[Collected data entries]

☆ ☆ ☆ ☆

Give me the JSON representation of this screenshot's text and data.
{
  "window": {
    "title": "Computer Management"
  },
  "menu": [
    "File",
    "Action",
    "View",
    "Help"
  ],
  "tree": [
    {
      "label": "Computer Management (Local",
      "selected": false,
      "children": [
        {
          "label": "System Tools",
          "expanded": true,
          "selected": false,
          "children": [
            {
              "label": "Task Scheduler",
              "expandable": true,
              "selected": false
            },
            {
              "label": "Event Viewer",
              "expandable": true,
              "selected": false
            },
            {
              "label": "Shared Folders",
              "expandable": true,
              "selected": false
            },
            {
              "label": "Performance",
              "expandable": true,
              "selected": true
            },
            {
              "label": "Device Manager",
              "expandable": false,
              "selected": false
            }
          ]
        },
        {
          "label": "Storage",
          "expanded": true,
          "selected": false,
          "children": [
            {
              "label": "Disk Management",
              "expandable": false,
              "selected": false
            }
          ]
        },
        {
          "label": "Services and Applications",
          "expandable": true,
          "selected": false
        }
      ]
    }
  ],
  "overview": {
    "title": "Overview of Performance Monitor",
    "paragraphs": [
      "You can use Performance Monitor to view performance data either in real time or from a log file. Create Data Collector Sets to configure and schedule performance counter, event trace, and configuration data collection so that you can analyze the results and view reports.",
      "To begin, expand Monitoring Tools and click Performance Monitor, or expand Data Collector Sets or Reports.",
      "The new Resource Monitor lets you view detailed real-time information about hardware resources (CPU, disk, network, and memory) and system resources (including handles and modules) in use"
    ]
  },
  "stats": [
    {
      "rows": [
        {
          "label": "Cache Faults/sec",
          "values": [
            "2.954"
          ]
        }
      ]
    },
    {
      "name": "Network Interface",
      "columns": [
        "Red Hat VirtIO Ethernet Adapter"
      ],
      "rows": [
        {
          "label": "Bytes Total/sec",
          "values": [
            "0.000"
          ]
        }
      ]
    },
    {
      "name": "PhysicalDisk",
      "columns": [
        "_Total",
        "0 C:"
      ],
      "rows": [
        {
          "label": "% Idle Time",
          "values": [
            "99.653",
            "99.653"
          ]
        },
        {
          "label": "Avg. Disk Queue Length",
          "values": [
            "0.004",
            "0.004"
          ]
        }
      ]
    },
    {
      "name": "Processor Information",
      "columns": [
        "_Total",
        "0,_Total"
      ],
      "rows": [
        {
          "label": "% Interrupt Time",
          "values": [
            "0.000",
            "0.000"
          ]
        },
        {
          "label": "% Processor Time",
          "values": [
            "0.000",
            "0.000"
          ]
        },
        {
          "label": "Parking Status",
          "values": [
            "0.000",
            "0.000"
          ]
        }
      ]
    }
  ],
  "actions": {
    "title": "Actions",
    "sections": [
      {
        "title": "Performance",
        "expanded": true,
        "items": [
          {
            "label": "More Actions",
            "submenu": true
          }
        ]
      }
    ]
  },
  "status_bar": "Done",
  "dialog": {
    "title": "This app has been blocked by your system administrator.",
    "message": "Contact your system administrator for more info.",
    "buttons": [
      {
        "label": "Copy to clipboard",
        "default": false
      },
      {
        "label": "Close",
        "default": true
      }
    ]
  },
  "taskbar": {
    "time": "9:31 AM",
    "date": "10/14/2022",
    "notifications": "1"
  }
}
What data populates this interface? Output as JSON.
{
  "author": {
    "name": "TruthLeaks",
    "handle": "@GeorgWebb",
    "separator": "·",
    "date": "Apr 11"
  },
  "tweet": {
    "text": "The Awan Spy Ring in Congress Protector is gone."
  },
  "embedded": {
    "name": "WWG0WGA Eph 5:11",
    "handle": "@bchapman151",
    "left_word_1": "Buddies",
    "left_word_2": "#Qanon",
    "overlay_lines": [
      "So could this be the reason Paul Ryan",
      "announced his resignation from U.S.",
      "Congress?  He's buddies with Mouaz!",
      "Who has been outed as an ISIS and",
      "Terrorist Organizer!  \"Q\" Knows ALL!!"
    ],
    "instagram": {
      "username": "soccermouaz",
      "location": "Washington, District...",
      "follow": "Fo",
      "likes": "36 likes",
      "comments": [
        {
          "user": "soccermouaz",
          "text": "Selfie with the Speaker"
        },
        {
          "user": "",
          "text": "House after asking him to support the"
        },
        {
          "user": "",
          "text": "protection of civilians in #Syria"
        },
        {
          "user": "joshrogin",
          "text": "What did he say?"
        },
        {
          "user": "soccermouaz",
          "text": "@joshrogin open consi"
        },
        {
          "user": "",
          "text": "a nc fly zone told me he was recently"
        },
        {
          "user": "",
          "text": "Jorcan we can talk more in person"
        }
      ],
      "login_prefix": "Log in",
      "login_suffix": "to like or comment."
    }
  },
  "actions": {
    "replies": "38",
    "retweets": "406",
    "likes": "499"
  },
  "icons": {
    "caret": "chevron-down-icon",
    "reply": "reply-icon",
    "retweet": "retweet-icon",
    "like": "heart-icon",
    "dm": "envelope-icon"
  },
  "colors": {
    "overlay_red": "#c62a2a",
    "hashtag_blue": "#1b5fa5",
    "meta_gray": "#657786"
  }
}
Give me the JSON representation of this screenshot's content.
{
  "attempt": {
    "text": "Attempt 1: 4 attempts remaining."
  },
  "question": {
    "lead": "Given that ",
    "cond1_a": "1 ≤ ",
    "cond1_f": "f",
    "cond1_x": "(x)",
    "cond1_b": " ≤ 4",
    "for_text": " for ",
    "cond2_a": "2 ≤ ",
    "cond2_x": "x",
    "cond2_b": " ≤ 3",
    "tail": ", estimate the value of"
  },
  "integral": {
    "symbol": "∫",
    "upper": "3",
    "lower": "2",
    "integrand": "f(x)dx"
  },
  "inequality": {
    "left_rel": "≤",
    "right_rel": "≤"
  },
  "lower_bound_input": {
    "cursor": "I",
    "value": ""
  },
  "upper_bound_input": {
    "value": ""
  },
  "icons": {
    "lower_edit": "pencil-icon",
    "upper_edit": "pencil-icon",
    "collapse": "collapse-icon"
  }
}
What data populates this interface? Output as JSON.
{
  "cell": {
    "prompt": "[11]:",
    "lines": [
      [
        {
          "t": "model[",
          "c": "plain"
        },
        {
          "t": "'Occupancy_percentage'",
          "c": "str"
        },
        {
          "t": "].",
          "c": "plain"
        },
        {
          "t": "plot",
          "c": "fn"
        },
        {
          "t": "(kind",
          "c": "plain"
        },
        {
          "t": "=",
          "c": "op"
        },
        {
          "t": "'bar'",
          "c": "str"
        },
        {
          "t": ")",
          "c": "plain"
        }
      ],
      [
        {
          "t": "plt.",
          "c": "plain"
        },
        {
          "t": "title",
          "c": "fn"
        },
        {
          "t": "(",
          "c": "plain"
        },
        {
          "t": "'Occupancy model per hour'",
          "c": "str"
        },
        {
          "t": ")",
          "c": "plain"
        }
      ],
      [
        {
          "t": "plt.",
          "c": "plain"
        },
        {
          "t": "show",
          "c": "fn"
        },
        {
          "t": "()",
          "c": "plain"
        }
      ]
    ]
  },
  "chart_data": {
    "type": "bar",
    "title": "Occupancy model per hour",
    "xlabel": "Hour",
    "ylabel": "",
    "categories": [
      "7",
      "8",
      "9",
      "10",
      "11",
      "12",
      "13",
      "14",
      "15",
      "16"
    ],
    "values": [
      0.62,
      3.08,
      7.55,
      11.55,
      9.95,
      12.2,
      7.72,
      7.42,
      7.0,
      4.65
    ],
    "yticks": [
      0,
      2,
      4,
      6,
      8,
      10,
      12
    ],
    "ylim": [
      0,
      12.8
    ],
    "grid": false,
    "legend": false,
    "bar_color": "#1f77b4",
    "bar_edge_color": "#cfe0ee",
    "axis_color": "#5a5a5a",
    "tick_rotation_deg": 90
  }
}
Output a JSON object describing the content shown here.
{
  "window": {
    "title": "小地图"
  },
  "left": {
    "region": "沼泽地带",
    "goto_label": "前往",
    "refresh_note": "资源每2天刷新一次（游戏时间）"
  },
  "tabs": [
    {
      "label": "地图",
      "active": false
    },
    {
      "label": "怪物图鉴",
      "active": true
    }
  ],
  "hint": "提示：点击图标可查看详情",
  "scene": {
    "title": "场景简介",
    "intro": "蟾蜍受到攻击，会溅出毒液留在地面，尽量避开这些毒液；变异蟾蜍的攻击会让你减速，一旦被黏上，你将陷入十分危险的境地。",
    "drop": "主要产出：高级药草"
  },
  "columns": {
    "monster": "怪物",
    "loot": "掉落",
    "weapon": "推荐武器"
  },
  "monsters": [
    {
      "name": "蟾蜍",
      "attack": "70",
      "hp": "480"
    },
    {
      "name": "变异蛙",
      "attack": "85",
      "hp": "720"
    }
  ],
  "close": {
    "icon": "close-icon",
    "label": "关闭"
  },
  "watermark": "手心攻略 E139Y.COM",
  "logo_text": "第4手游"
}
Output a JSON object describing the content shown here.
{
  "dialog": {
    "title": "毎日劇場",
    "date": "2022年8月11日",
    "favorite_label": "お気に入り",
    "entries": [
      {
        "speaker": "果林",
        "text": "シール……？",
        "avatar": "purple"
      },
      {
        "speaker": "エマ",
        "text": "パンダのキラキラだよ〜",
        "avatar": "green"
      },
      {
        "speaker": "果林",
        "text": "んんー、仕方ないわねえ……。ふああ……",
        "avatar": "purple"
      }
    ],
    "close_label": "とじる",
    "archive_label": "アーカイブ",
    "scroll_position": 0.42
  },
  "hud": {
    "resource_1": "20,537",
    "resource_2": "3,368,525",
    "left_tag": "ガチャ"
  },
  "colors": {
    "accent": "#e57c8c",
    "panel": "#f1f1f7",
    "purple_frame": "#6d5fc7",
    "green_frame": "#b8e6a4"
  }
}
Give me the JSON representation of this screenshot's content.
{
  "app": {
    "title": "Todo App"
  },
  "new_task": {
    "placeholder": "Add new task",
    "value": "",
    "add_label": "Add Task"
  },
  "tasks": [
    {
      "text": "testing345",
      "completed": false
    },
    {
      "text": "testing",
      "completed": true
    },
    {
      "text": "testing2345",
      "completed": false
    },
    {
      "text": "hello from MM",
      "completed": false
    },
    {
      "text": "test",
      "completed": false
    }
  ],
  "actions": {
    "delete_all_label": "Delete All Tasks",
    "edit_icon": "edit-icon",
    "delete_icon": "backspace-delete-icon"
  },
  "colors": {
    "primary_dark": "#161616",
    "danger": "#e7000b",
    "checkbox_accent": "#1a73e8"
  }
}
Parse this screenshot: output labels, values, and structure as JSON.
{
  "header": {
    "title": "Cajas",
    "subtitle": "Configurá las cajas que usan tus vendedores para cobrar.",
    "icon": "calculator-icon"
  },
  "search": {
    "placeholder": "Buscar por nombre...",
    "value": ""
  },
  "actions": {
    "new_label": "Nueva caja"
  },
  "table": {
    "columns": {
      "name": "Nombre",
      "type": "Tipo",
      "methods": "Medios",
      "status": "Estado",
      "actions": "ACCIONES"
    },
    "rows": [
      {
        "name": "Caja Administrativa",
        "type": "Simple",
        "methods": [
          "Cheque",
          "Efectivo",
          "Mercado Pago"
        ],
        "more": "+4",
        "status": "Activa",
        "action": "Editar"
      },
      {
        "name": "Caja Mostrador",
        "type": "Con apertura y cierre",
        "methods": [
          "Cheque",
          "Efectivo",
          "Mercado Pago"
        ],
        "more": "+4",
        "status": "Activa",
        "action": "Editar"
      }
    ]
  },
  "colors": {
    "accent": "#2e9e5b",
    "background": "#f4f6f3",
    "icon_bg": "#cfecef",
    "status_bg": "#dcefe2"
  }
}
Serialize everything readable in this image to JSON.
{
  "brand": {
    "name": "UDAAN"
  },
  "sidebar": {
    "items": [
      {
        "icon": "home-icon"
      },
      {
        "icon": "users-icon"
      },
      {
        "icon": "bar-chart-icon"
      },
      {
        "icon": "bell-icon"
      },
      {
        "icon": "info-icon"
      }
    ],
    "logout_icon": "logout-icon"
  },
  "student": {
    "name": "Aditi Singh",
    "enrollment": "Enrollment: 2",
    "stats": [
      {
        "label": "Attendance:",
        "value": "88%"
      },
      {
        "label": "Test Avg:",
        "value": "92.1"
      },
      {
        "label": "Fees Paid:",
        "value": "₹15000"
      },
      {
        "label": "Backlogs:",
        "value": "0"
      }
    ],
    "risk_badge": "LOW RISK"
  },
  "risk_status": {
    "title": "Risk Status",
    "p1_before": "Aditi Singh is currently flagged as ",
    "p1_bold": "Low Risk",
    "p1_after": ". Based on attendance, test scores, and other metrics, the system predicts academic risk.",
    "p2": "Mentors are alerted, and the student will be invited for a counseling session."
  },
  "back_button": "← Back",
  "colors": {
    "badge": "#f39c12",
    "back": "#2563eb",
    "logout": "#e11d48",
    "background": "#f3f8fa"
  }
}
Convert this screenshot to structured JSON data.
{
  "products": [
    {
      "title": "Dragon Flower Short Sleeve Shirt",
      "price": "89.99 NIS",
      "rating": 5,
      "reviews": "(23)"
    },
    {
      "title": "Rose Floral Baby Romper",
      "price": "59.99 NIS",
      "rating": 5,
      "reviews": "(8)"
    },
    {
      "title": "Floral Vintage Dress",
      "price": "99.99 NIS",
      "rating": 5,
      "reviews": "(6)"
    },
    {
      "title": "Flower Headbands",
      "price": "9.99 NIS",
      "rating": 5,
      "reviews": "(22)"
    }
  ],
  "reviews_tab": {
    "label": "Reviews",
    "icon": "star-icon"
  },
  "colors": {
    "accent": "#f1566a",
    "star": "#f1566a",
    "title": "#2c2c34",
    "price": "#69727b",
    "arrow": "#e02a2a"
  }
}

☆ ☆ ☆ ☆

> Exercise task
Going through the entries above line by line, work out how many lines include the word "pencil". Only the number is required.

> Worked answer
2